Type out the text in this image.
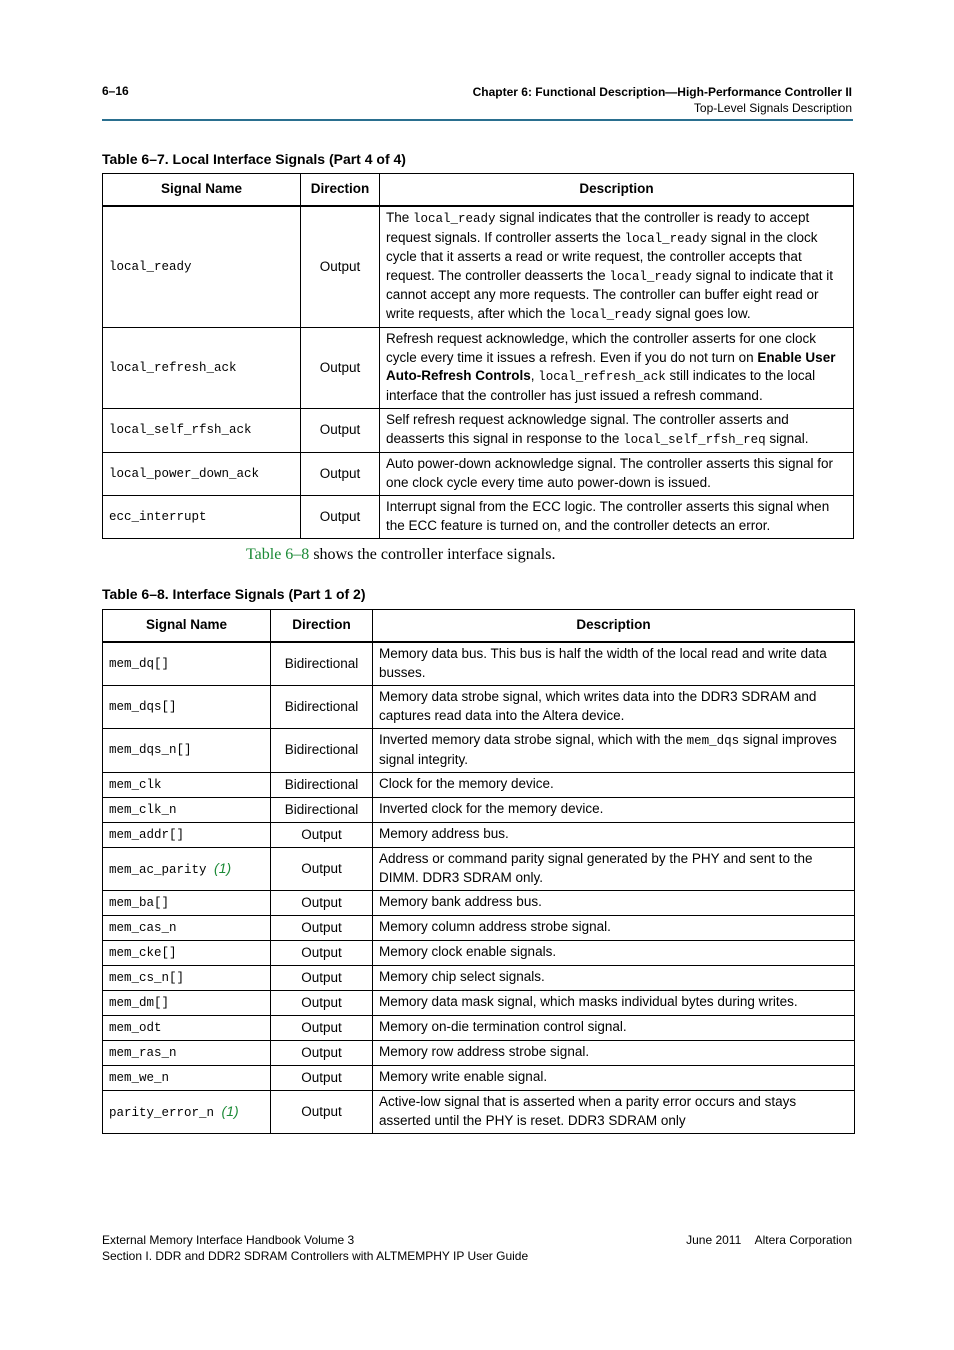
6–16	Chapter 6: Functional Description—High-Performance Controller II
Top-Level Signals Description
Table 6–7. Local Interface Signals (Part 4 of 4)
Signal Name	Direction	Description
local_ready	Output	The local_ready signal indicates that the controller is ready to accept request signals. If controller asserts the local_ready signal in the clock cycle that it asserts a read or write request, the controller accepts that request. The controller deasserts the local_ready signal to indicate that it cannot accept any more requests. The controller can buffer eight read or write requests, after which the local_ready signal goes low.
local_refresh_ack	Output	Refresh request acknowledge, which the controller asserts for one clock cycle every time it issues a refresh. Even if you do not turn on Enable User Auto-Refresh Controls, local_refresh_ack still indicates to the local interface that the controller has just issued a refresh command.
local_self_rfsh_ack	Output	Self refresh request acknowledge signal. The controller asserts and deasserts this signal in response to the local_self_rfsh_req signal.
local_power_down_ack	Output	Auto power-down acknowledge signal. The controller asserts this signal for one clock cycle every time auto power-down is issued.
ecc_interrupt	Output	Interrupt signal from the ECC logic. The controller asserts this signal when the ECC feature is turned on, and the controller detects an error.
Table 6–8 shows the controller interface signals.
Table 6–8. Interface Signals (Part 1 of 2)
Signal Name	Direction	Description
mem_dq[]	Bidirectional	Memory data bus. This bus is half the width of the local read and write data busses.
mem_dqs[]	Bidirectional	Memory data strobe signal, which writes data into the DDR3 SDRAM and captures read data into the Altera device.
mem_dqs_n[]	Bidirectional	Inverted memory data strobe signal, which with the mem_dqs signal improves signal integrity.
mem_clk	Bidirectional	Clock for the memory device.
mem_clk_n	Bidirectional	Inverted clock for the memory device.
mem_addr[]	Output	Memory address bus.
mem_ac_parity (1)	Output	Address or command parity signal generated by the PHY and sent to the DIMM. DDR3 SDRAM only.
mem_ba[]	Output	Memory bank address bus.
mem_cas_n	Output	Memory column address strobe signal.
mem_cke[]	Output	Memory clock enable signals.
mem_cs_n[]	Output	Memory chip select signals.
mem_dm[]	Output	Memory data mask signal, which masks individual bytes during writes.
mem_odt	Output	Memory on-die termination control signal.
mem_ras_n	Output	Memory row address strobe signal.
mem_we_n	Output	Memory write enable signal.
parity_error_n (1)	Output	Active-low signal that is asserted when a parity error occurs and stays asserted until the PHY is reset. DDR3 SDRAM only
External Memory Interface Handbook Volume 3
Section I. DDR and DDR2 SDRAM Controllers with ALTMEMPHY IP User Guide
June 2011 Altera Corporation
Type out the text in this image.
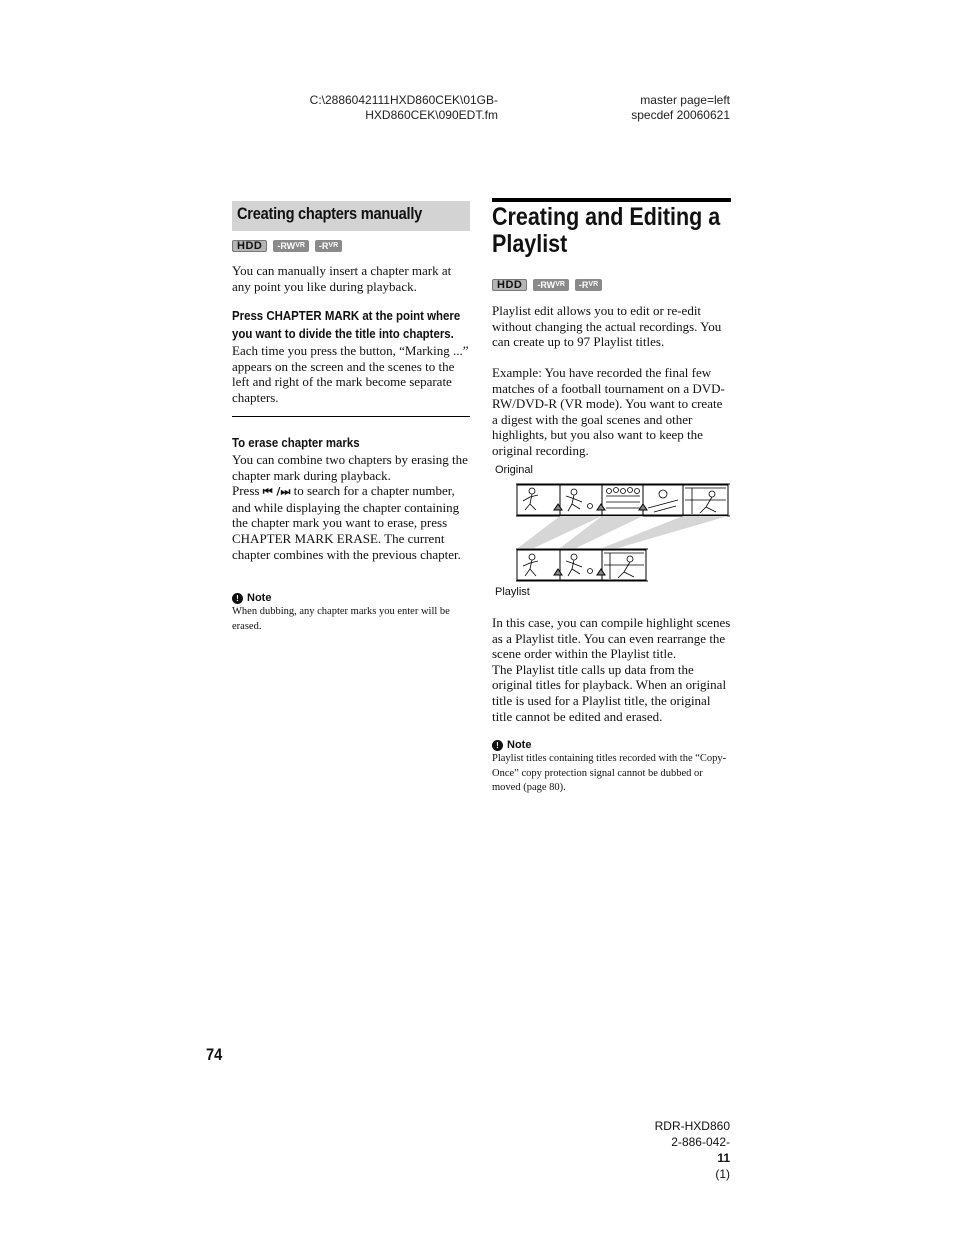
C:\2886042111HXD860CEK\01GB-
HXD860CEK\090EDT.fm
master page=left
specdef 20060621
Creating chapters manually
HDD	-RW VR -R VR

You can manually insert a chapter mark at any point you like during playback.

Press CHAPTER MARK at the point where
you want to divide the title into chapters.

Each time you press the button, “Marking ...” appears on the screen and the scenes to the left and right of the mark become separate chapters.

To erase chapter marks

You can combine two chapters by erasing the chapter mark during playback.

Press ⏮ /⏭ to search for a chapter number, and while displaying the chapter containing the chapter mark you want to erase, press CHAPTER MARK ERASE. The current chapter combines with the previous chapter.

! Note
When dubbing, any chapter marks you enter will be erased.
Creating and Editing a
Playlist
HDD	-RW VR -R VR

Playlist edit allows you to edit or re-edit without changing the actual recordings. You can create up to 97 Playlist titles.

Example: You have recorded the final few matches of a football tournament on a DVD-RW/DVD-R (VR mode). You want to create a digest with the goal scenes and other highlights, but you also want to keep the original recording.

Original
Playlist

In this case, you can compile highlight scenes as a Playlist title. You can even rearrange the scene order within the Playlist title.

The Playlist title calls up data from the original titles for playback. When an original title is used for a Playlist title, the original title cannot be edited and erased.

! Note
Playlist titles containing titles recorded with the “Copy-Once” copy protection signal cannot be dubbed or moved (page 80).
74
RDR-HXD860
2-886-042-
11
(1)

★ ★ ★ ★

Quote all of the entries word for word, omitting any pictures.

Type out the text in this image.
6–16	Chapter 6: Functional Description—High-Performance Controller II
Top-Level Signals Description
Table 6–7. Local Interface Signals (Part 4 of 4)
Signal Name	Direction	Description
local_ready	Output	The local_ready signal indicates that the controller is ready to accept request signals. If controller asserts the local_ready signal in the clock cycle that it asserts a read or write request, the controller accepts that request. The controller deasserts the local_ready signal to indicate that it cannot accept any more requests. The controller can buffer eight read or write requests, after which the local_ready signal goes low.
local_refresh_ack	Output	Refresh request acknowledge, which the controller asserts for one clock cycle every time it issues a refresh. Even if you do not turn on Enable User Auto-Refresh Controls, local_refresh_ack still indicates to the local interface that the controller has just issued a refresh command.
local_self_rfsh_ack	Output	Self refresh request acknowledge signal. The controller asserts and deasserts this signal in response to the local_self_rfsh_req signal.
local_power_down_ack	Output	Auto power-down acknowledge signal. The controller asserts this signal for one clock cycle every time auto power-down is issued.
ecc_interrupt	Output	Interrupt signal from the ECC logic. The controller asserts this signal when the ECC feature is turned on, and the controller detects an error.
Table 6–8 shows the controller interface signals.
Table 6–8. Interface Signals (Part 1 of 2)
Signal Name	Direction	Description
mem_dq[]	Bidirectional	Memory data bus. This bus is half the width of the local read and write data busses.
mem_dqs[]	Bidirectional	Memory data strobe signal, which writes data into the DDR3 SDRAM and captures read data into the Altera device.
mem_dqs_n[]	Bidirectional	Inverted memory data strobe signal, which with the mem_dqs signal improves signal integrity.
mem_clk	Bidirectional	Clock for the memory device.
mem_clk_n	Bidirectional	Inverted clock for the memory device.
mem_addr[]	Output	Memory address bus.
mem_ac_parity (1)	Output	Address or command parity signal generated by the PHY and sent to the DIMM. DDR3 SDRAM only.
mem_ba[]	Output	Memory bank address bus.
mem_cas_n	Output	Memory column address strobe signal.
mem_cke[]	Output	Memory clock enable signals.
mem_cs_n[]	Output	Memory chip select signals.
mem_dm[]	Output	Memory data mask signal, which masks individual bytes during writes.
mem_odt	Output	Memory on-die termination control signal.
mem_ras_n	Output	Memory row address strobe signal.
mem_we_n	Output	Memory write enable signal.
parity_error_n (1)	Output	Active-low signal that is asserted when a parity error occurs and stays asserted until the PHY is reset. DDR3 SDRAM only
External Memory Interface Handbook Volume 3
Section I. DDR and DDR2 SDRAM Controllers with ALTMEMPHY IP User Guide
June 2011 Altera Corporation
Type out the text in this image.
C:\2886042111HXD860CEK\01GB-
HXD860CEK\090EDT.fm
master page=left
specdef 20060621
Creating chapters manually
HDD	-RW VR -R VR

You can manually insert a chapter mark at any point you like during playback.

Press CHAPTER MARK at the point where
you want to divide the title into chapters.

Each time you press the button, “Marking ...” appears on the screen and the scenes to the left and right of the mark become separate chapters.

To erase chapter marks

You can combine two chapters by erasing the chapter mark during playback.

Press ⏮ /⏭ to search for a chapter number, and while displaying the chapter containing the chapter mark you want to erase, press CHAPTER MARK ERASE. The current chapter combines with the previous chapter.

! Note
When dubbing, any chapter marks you enter will be erased.
Creating and Editing a
Playlist
HDD	-RW VR -R VR

Playlist edit allows you to edit or re-edit without changing the actual recordings. You can create up to 97 Playlist titles.

Example: You have recorded the final few matches of a football tournament on a DVD-RW/DVD-R (VR mode). You want to create a digest with the goal scenes and other highlights, but you also want to keep the original recording.

Original
Playlist

In this case, you can compile highlight scenes as a Playlist title. You can even rearrange the scene order within the Playlist title.

The Playlist title calls up data from the original titles for playback. When an original title is used for a Playlist title, the original title cannot be edited and erased.

! Note
Playlist titles containing titles recorded with the “Copy-Once” copy protection signal cannot be dubbed or moved (page 80).
74
RDR-HXD860
2-886-042-
11
(1)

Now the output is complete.